(Figure contents as structured data)

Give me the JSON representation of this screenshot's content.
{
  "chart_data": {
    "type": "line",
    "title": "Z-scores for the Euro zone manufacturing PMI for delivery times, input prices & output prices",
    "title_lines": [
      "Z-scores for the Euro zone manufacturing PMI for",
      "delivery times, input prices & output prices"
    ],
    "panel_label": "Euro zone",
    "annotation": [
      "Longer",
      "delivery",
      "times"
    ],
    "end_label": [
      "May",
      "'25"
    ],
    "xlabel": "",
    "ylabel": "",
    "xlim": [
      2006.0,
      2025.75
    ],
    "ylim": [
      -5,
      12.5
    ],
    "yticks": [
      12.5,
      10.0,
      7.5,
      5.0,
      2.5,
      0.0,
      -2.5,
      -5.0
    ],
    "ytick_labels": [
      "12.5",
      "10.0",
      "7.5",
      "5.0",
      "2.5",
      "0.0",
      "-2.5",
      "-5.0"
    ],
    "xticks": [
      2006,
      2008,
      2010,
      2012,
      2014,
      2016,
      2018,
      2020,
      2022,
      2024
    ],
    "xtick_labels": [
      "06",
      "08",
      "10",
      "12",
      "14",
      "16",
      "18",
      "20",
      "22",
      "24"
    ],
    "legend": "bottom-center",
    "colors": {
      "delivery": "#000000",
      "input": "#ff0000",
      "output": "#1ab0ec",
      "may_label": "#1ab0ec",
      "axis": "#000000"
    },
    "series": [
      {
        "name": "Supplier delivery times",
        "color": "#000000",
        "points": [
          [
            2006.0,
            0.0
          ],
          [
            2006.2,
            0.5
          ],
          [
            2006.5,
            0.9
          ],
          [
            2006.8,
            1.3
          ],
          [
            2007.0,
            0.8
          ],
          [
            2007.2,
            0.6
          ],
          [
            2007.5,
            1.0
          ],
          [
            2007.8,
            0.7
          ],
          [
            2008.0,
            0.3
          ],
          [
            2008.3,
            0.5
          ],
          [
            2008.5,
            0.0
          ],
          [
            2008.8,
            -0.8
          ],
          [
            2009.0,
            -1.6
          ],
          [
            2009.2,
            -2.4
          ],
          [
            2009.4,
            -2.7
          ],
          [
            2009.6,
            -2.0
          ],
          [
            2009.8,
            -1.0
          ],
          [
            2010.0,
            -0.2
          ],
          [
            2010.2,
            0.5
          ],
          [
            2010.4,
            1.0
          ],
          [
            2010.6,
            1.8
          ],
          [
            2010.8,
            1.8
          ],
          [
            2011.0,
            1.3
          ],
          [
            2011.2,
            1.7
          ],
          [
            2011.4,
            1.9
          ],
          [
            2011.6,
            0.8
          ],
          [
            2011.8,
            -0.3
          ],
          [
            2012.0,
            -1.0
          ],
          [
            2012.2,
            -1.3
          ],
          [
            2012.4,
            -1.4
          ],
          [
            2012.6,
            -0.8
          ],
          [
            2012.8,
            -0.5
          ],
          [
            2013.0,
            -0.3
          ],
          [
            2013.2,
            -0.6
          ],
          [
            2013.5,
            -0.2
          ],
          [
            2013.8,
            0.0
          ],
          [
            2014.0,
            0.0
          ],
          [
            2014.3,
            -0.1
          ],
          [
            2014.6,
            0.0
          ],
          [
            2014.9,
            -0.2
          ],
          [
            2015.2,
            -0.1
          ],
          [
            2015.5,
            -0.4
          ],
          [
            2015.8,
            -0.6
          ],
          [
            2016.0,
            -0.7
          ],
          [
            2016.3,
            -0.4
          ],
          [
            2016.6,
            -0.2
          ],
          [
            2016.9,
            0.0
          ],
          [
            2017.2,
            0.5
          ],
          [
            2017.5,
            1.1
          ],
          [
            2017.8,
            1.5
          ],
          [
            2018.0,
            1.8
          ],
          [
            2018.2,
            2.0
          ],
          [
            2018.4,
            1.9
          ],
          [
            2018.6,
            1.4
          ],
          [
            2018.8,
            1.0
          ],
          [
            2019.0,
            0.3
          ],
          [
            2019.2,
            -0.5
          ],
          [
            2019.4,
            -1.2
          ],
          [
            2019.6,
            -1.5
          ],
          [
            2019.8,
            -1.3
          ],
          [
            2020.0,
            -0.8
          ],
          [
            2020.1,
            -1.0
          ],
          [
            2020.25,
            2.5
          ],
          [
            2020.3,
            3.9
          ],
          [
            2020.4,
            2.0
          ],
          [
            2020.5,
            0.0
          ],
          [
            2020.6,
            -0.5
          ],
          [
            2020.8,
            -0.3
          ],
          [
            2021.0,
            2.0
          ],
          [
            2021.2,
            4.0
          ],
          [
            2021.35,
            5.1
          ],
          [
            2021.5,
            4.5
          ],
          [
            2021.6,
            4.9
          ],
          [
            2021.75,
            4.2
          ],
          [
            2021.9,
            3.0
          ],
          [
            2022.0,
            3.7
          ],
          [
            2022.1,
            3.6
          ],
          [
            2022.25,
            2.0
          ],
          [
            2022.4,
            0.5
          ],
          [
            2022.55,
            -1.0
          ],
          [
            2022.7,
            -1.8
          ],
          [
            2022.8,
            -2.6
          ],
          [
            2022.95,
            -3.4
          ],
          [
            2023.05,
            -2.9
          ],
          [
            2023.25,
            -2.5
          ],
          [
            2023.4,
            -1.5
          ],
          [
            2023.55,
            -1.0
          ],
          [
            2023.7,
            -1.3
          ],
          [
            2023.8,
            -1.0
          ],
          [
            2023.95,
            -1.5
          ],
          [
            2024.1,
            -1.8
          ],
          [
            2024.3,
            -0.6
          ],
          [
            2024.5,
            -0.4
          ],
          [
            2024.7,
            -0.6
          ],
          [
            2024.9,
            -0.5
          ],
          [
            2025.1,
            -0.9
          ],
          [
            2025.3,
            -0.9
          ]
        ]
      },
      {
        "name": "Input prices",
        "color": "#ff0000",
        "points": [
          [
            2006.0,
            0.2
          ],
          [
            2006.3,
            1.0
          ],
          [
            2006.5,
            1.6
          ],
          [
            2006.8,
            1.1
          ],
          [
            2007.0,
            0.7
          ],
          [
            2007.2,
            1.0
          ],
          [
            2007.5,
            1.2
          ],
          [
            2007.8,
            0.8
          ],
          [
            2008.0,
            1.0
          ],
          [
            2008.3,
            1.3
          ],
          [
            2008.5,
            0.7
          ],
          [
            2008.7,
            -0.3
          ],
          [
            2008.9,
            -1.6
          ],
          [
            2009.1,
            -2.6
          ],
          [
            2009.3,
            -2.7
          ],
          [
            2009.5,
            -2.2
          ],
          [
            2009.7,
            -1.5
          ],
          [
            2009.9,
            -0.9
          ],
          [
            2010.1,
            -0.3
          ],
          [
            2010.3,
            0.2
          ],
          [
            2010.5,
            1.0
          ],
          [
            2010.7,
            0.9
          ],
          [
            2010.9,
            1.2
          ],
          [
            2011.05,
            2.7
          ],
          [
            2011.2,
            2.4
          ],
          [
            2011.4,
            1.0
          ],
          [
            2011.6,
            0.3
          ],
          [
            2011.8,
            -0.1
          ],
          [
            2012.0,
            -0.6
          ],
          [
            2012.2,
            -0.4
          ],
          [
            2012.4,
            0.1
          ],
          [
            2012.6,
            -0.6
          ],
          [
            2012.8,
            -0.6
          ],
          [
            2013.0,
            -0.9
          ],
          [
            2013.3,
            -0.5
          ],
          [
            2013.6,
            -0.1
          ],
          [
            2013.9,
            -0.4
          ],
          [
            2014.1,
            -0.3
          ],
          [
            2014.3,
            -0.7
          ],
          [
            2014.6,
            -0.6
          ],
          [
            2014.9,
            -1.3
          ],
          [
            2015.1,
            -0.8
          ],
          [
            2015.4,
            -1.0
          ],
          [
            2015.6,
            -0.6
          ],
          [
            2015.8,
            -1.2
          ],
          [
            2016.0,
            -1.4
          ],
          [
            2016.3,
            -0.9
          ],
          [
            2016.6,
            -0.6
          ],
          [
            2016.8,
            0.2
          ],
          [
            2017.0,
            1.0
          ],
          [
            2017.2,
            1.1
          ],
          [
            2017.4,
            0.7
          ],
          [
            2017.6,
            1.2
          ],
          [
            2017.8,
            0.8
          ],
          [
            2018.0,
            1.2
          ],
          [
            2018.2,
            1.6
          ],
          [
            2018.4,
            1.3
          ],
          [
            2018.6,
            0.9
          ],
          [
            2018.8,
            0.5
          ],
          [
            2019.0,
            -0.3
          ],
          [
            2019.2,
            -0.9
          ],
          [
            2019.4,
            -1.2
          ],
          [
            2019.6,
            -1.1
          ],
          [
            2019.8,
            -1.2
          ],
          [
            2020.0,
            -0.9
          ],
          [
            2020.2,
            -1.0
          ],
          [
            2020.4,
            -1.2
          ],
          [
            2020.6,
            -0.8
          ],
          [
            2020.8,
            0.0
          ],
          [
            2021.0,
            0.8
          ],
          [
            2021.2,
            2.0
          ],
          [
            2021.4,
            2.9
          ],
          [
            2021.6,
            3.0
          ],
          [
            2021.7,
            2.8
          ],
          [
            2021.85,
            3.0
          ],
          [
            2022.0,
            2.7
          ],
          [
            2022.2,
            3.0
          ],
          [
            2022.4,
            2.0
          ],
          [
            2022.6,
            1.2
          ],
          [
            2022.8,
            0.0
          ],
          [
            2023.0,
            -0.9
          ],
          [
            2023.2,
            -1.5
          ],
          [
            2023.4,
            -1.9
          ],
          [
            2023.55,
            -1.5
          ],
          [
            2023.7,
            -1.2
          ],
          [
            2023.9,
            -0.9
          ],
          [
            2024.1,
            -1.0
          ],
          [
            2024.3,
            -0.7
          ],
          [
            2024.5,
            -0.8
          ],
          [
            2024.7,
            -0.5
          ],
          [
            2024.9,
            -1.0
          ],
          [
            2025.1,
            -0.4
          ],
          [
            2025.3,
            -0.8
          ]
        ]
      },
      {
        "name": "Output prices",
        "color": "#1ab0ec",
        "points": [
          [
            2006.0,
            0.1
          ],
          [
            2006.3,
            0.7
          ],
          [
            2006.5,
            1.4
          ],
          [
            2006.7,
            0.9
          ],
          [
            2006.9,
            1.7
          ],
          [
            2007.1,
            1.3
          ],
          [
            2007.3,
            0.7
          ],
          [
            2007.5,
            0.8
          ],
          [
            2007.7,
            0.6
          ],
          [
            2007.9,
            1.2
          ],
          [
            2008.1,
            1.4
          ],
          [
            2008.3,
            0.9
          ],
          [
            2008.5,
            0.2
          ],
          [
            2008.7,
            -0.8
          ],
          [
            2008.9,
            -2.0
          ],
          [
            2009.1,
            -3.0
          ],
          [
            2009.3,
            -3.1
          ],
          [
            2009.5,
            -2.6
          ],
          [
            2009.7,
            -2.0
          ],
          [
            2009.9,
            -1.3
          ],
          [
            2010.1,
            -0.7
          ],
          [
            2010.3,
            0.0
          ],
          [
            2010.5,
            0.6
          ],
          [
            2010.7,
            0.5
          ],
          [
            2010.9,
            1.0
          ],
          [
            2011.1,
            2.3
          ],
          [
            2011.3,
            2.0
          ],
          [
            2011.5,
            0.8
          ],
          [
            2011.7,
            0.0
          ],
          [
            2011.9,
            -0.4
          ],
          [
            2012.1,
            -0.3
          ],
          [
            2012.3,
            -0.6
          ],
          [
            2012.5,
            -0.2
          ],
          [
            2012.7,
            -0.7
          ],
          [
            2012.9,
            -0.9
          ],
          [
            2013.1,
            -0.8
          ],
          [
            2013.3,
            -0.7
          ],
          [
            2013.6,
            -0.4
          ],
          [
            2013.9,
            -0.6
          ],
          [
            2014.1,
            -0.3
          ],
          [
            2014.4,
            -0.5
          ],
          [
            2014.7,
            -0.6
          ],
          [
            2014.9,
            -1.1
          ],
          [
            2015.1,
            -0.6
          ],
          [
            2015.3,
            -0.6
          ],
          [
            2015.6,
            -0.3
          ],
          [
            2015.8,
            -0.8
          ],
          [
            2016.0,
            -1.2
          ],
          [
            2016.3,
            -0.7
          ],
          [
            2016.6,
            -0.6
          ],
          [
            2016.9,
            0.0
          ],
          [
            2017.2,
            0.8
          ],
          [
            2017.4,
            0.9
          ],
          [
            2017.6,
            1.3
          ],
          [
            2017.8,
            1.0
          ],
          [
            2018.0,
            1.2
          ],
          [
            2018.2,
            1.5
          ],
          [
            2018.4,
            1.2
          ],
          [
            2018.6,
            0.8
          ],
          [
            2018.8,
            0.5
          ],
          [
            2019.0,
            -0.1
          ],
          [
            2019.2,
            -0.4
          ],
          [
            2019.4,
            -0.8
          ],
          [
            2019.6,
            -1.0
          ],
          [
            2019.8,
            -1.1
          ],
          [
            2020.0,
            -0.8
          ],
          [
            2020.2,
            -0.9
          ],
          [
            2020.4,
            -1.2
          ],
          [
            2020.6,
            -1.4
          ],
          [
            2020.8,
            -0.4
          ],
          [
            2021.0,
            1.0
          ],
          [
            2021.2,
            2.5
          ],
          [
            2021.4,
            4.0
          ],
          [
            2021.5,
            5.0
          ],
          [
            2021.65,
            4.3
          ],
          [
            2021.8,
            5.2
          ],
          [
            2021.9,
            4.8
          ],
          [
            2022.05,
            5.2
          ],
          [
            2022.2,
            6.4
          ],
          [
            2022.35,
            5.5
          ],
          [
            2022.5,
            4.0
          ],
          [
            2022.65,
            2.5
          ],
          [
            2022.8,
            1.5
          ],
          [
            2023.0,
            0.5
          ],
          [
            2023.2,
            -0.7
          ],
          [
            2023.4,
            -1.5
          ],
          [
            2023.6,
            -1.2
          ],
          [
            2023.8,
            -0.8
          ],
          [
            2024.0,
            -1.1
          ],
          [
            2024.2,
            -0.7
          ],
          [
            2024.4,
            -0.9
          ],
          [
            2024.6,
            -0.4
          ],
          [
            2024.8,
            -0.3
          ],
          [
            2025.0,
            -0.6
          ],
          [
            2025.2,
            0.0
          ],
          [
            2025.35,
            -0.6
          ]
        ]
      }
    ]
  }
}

(Task description)
Copy every line of the listing containing the string "delivery".

(Output)
    "title": "Z-scores for the Euro zone manufacturing PMI for delivery times, input prices & output prices",
      "delivery times, input prices & output prices"
      "delivery",
      "delivery": "#000000",
        "name": "Supplier delivery times",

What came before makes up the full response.